Aim:
Check each line below for "count" and report how many have it, nothing else.

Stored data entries
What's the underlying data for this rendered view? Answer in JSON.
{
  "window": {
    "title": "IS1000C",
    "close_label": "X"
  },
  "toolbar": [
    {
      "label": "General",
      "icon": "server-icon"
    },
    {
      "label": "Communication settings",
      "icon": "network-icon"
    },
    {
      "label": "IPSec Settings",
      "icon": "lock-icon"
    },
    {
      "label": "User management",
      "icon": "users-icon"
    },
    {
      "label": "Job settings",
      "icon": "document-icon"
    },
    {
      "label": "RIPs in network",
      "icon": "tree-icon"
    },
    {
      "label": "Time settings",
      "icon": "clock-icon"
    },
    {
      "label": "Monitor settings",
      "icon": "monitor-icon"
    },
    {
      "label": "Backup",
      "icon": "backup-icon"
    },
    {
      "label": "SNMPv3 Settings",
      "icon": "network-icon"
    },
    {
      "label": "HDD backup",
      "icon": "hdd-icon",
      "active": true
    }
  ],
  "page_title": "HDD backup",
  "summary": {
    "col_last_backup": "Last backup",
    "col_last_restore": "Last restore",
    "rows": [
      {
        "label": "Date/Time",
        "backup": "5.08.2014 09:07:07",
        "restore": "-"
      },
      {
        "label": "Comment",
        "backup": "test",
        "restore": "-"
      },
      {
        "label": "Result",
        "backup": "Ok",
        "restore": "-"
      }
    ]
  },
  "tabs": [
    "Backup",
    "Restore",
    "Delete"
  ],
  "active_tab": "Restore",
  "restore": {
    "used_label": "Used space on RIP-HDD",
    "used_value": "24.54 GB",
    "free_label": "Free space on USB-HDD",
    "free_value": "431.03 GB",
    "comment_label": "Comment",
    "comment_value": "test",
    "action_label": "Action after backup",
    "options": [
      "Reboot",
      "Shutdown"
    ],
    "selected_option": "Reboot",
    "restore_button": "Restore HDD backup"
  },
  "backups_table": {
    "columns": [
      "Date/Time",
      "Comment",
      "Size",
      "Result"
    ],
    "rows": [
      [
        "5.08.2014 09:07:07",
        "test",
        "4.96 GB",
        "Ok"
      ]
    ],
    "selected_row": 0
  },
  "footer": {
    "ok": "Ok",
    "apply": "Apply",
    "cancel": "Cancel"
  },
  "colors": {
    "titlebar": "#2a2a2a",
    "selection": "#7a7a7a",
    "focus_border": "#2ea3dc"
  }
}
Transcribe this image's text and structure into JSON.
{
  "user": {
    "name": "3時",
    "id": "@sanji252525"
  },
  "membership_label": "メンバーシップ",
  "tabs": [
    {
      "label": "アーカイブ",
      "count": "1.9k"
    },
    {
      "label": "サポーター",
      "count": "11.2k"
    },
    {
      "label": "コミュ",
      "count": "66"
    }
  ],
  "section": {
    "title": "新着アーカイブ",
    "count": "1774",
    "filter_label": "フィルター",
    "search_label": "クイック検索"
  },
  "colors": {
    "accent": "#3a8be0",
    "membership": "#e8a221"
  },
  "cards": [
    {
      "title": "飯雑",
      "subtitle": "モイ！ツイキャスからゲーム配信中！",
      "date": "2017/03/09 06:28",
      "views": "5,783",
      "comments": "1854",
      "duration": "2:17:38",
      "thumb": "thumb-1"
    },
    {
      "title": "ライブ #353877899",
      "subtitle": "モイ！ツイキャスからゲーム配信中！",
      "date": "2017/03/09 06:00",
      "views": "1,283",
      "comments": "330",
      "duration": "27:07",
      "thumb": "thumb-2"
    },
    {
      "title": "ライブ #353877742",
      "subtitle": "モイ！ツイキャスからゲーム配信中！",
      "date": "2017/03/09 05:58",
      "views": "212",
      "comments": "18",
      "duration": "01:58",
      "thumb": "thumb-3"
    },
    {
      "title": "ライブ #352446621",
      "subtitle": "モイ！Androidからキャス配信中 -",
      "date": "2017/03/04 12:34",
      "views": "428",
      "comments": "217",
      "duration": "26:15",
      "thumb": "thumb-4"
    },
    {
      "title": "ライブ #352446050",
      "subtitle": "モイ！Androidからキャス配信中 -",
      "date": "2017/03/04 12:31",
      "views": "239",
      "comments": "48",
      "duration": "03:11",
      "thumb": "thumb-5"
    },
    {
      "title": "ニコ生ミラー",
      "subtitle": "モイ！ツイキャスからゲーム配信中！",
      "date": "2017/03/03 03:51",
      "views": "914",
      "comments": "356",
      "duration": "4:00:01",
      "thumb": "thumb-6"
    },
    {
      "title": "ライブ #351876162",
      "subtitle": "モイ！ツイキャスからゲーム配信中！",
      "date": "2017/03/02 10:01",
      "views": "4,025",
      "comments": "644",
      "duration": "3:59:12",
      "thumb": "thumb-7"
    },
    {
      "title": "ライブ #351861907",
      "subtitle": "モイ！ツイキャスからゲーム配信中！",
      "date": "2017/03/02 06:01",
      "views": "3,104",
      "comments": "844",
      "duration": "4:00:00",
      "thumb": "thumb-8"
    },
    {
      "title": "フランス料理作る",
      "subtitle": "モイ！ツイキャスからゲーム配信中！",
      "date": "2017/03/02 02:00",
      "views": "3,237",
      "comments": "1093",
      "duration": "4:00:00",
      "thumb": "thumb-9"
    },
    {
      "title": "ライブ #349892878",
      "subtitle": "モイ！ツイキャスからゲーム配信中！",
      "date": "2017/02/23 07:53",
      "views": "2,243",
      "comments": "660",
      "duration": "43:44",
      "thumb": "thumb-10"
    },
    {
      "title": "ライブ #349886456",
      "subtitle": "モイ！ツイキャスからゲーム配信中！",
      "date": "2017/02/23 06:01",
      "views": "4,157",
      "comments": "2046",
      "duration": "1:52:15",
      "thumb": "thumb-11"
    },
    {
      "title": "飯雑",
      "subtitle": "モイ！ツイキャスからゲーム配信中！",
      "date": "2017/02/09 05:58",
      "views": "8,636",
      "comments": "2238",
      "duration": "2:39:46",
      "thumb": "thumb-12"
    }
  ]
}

Solution below:
4